## TASK INSTRUCTIONS
Write out each record again exactly as it stands.

## INFORMATION SHOWN
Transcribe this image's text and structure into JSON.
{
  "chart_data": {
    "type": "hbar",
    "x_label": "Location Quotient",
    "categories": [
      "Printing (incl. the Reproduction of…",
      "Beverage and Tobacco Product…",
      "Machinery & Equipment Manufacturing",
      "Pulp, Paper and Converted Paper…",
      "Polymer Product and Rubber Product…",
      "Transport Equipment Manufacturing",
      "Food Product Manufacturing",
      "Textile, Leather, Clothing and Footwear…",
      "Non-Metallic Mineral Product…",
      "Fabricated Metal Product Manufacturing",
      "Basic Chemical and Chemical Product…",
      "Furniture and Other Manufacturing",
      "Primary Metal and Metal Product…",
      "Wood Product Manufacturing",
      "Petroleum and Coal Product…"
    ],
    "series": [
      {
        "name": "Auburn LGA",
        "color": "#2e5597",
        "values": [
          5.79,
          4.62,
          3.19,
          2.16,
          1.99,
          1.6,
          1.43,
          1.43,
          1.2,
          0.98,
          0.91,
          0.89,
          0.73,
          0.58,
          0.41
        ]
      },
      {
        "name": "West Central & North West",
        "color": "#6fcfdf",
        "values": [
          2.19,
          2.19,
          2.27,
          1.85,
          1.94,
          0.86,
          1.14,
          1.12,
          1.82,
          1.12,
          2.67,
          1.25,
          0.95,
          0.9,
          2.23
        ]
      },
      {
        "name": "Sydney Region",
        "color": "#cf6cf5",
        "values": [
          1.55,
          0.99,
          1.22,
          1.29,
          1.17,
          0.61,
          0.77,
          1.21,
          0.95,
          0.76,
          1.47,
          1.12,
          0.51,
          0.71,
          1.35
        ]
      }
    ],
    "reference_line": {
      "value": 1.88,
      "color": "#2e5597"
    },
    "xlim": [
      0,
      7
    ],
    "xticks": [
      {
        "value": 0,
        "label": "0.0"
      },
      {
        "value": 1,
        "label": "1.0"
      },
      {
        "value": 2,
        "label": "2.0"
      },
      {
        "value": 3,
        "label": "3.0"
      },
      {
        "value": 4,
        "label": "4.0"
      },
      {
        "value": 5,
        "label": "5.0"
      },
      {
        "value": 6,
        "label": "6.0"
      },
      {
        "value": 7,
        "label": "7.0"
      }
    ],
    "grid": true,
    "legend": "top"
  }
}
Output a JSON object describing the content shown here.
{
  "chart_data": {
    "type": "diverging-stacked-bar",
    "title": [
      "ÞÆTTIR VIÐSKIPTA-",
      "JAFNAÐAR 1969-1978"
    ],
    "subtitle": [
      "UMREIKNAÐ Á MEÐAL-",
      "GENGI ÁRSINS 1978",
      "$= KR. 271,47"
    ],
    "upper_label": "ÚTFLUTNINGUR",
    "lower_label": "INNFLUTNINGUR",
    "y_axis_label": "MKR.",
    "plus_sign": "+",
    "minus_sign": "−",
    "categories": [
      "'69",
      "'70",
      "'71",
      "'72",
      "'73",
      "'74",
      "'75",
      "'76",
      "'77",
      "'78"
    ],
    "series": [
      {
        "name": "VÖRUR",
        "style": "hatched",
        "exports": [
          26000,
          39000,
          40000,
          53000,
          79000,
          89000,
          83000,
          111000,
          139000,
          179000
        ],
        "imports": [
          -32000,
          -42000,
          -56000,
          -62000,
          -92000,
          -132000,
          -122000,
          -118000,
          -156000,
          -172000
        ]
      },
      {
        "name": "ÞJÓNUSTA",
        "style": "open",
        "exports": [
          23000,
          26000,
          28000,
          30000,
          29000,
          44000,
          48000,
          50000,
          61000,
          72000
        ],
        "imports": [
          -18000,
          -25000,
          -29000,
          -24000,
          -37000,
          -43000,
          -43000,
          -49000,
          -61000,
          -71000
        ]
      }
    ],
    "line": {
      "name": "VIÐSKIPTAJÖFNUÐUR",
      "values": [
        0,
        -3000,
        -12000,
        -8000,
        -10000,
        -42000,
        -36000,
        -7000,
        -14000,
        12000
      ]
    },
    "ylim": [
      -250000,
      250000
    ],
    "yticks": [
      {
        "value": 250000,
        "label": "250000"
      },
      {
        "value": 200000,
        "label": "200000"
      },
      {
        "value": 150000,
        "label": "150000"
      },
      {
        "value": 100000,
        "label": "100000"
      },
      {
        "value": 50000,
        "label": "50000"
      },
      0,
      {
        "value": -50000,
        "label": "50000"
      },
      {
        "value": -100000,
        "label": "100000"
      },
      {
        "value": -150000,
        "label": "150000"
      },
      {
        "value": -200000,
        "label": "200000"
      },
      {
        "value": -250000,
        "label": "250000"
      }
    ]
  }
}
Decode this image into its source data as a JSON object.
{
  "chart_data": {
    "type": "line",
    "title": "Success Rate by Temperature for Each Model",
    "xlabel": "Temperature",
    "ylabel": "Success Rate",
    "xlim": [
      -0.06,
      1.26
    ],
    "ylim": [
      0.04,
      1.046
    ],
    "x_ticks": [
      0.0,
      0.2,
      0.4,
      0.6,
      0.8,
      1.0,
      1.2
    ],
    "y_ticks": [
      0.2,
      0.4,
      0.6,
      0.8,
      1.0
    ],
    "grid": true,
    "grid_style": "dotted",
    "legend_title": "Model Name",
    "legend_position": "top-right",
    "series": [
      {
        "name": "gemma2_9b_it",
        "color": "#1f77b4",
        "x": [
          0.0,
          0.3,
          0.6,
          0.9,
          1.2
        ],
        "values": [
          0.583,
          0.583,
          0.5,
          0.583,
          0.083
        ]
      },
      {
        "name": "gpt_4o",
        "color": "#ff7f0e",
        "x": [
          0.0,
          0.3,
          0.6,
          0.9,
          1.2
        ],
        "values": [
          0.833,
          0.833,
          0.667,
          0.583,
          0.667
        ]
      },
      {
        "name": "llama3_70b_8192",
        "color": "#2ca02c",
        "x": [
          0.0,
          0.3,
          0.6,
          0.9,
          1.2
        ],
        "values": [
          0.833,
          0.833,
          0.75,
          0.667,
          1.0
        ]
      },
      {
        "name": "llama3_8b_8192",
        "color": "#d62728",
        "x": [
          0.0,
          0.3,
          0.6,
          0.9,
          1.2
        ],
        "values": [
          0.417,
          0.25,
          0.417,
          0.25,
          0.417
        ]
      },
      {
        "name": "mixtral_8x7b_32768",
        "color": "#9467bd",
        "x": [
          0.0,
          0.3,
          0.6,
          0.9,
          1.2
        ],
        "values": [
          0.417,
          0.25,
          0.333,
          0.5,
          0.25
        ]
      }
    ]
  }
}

## FULL RESPONSE
Transcribe this image's text and structure into JSON.
{
  "chart_data": {
    "type": "hbar",
    "x_label": "Location Quotient",
    "categories": [
      "Printing (incl. the Reproduction of…",
      "Beverage and Tobacco Product…",
      "Machinery & Equipment Manufacturing",
      "Pulp, Paper and Converted Paper…",
      "Polymer Product and Rubber Product…",
      "Transport Equipment Manufacturing",
      "Food Product Manufacturing",
      "Textile, Leather, Clothing and Footwear…",
      "Non-Metallic Mineral Product…",
      "Fabricated Metal Product Manufacturing",
      "Basic Chemical and Chemical Product…",
      "Furniture and Other Manufacturing",
      "Primary Metal and Metal Product…",
      "Wood Product Manufacturing",
      "Petroleum and Coal Product…"
    ],
    "series": [
      {
        "name": "Auburn LGA",
        "color": "#2e5597",
        "values": [
          5.79,
          4.62,
          3.19,
          2.16,
          1.99,
          1.6,
          1.43,
          1.43,
          1.2,
          0.98,
          0.91,
          0.89,
          0.73,
          0.58,
          0.41
        ]
      },
      {
        "name": "West Central & North West",
        "color": "#6fcfdf",
        "values": [
          2.19,
          2.19,
          2.27,
          1.85,
          1.94,
          0.86,
          1.14,
          1.12,
          1.82,
          1.12,
          2.67,
          1.25,
          0.95,
          0.9,
          2.23
        ]
      },
      {
        "name": "Sydney Region",
        "color": "#cf6cf5",
        "values": [
          1.55,
          0.99,
          1.22,
          1.29,
          1.17,
          0.61,
          0.77,
          1.21,
          0.95,
          0.76,
          1.47,
          1.12,
          0.51,
          0.71,
          1.35
        ]
      }
    ],
    "reference_line": {
      "value": 1.88,
      "color": "#2e5597"
    },
    "xlim": [
      0,
      7
    ],
    "xticks": [
      {
        "value": 0,
        "label": "0.0"
      },
      {
        "value": 1,
        "label": "1.0"
      },
      {
        "value": 2,
        "label": "2.0"
      },
      {
        "value": 3,
        "label": "3.0"
      },
      {
        "value": 4,
        "label": "4.0"
      },
      {
        "value": 5,
        "label": "5.0"
      },
      {
        "value": 6,
        "label": "6.0"
      },
      {
        "value": 7,
        "label": "7.0"
      }
    ],
    "grid": true,
    "legend": "top"
  }
}
Output a JSON object describing the content shown here.
{
  "chart_data": {
    "type": "diverging-stacked-bar",
    "title": [
      "ÞÆTTIR VIÐSKIPTA-",
      "JAFNAÐAR 1969-1978"
    ],
    "subtitle": [
      "UMREIKNAÐ Á MEÐAL-",
      "GENGI ÁRSINS 1978",
      "$= KR. 271,47"
    ],
    "upper_label": "ÚTFLUTNINGUR",
    "lower_label": "INNFLUTNINGUR",
    "y_axis_label": "MKR.",
    "plus_sign": "+",
    "minus_sign": "−",
    "categories": [
      "'69",
      "'70",
      "'71",
      "'72",
      "'73",
      "'74",
      "'75",
      "'76",
      "'77",
      "'78"
    ],
    "series": [
      {
        "name": "VÖRUR",
        "style": "hatched",
        "exports": [
          26000,
          39000,
          40000,
          53000,
          79000,
          89000,
          83000,
          111000,
          139000,
          179000
        ],
        "imports": [
          -32000,
          -42000,
          -56000,
          -62000,
          -92000,
          -132000,
          -122000,
          -118000,
          -156000,
          -172000
        ]
      },
      {
        "name": "ÞJÓNUSTA",
        "style": "open",
        "exports": [
          23000,
          26000,
          28000,
          30000,
          29000,
          44000,
          48000,
          50000,
          61000,
          72000
        ],
        "imports": [
          -18000,
          -25000,
          -29000,
          -24000,
          -37000,
          -43000,
          -43000,
          -49000,
          -61000,
          -71000
        ]
      }
    ],
    "line": {
      "name": "VIÐSKIPTAJÖFNUÐUR",
      "values": [
        0,
        -3000,
        -12000,
        -8000,
        -10000,
        -42000,
        -36000,
        -7000,
        -14000,
        12000
      ]
    },
    "ylim": [
      -250000,
      250000
    ],
    "yticks": [
      {
        "value": 250000,
        "label": "250000"
      },
      {
        "value": 200000,
        "label": "200000"
      },
      {
        "value": 150000,
        "label": "150000"
      },
      {
        "value": 100000,
        "label": "100000"
      },
      {
        "value": 50000,
        "label": "50000"
      },
      0,
      {
        "value": -50000,
        "label": "50000"
      },
      {
        "value": -100000,
        "label": "100000"
      },
      {
        "value": -150000,
        "label": "150000"
      },
      {
        "value": -200000,
        "label": "200000"
      },
      {
        "value": -250000,
        "label": "250000"
      }
    ]
  }
}
Decode this image into its source data as a JSON object.
{
  "chart_data": {
    "type": "line",
    "title": "Success Rate by Temperature for Each Model",
    "xlabel": "Temperature",
    "ylabel": "Success Rate",
    "xlim": [
      -0.06,
      1.26
    ],
    "ylim": [
      0.04,
      1.046
    ],
    "x_ticks": [
      0.0,
      0.2,
      0.4,
      0.6,
      0.8,
      1.0,
      1.2
    ],
    "y_ticks": [
      0.2,
      0.4,
      0.6,
      0.8,
      1.0
    ],
    "grid": true,
    "grid_style": "dotted",
    "legend_title": "Model Name",
    "legend_position": "top-right",
    "series": [
      {
        "name": "gemma2_9b_it",
        "color": "#1f77b4",
        "x": [
          0.0,
          0.3,
          0.6,
          0.9,
          1.2
        ],
        "values": [
          0.583,
          0.583,
          0.5,
          0.583,
          0.083
        ]
      },
      {
        "name": "gpt_4o",
        "color": "#ff7f0e",
        "x": [
          0.0,
          0.3,
          0.6,
          0.9,
          1.2
        ],
        "values": [
          0.833,
          0.833,
          0.667,
          0.583,
          0.667
        ]
      },
      {
        "name": "llama3_70b_8192",
        "color": "#2ca02c",
        "x": [
          0.0,
          0.3,
          0.6,
          0.9,
          1.2
        ],
        "values": [
          0.833,
          0.833,
          0.75,
          0.667,
          1.0
        ]
      },
      {
        "name": "llama3_8b_8192",
        "color": "#d62728",
        "x": [
          0.0,
          0.3,
          0.6,
          0.9,
          1.2
        ],
        "values": [
          0.417,
          0.25,
          0.417,
          0.25,
          0.417
        ]
      },
      {
        "name": "mixtral_8x7b_32768",
        "color": "#9467bd",
        "x": [
          0.0,
          0.3,
          0.6,
          0.9,
          1.2
        ],
        "values": [
          0.417,
          0.25,
          0.333,
          0.5,
          0.25
        ]
      }
    ]
  }
}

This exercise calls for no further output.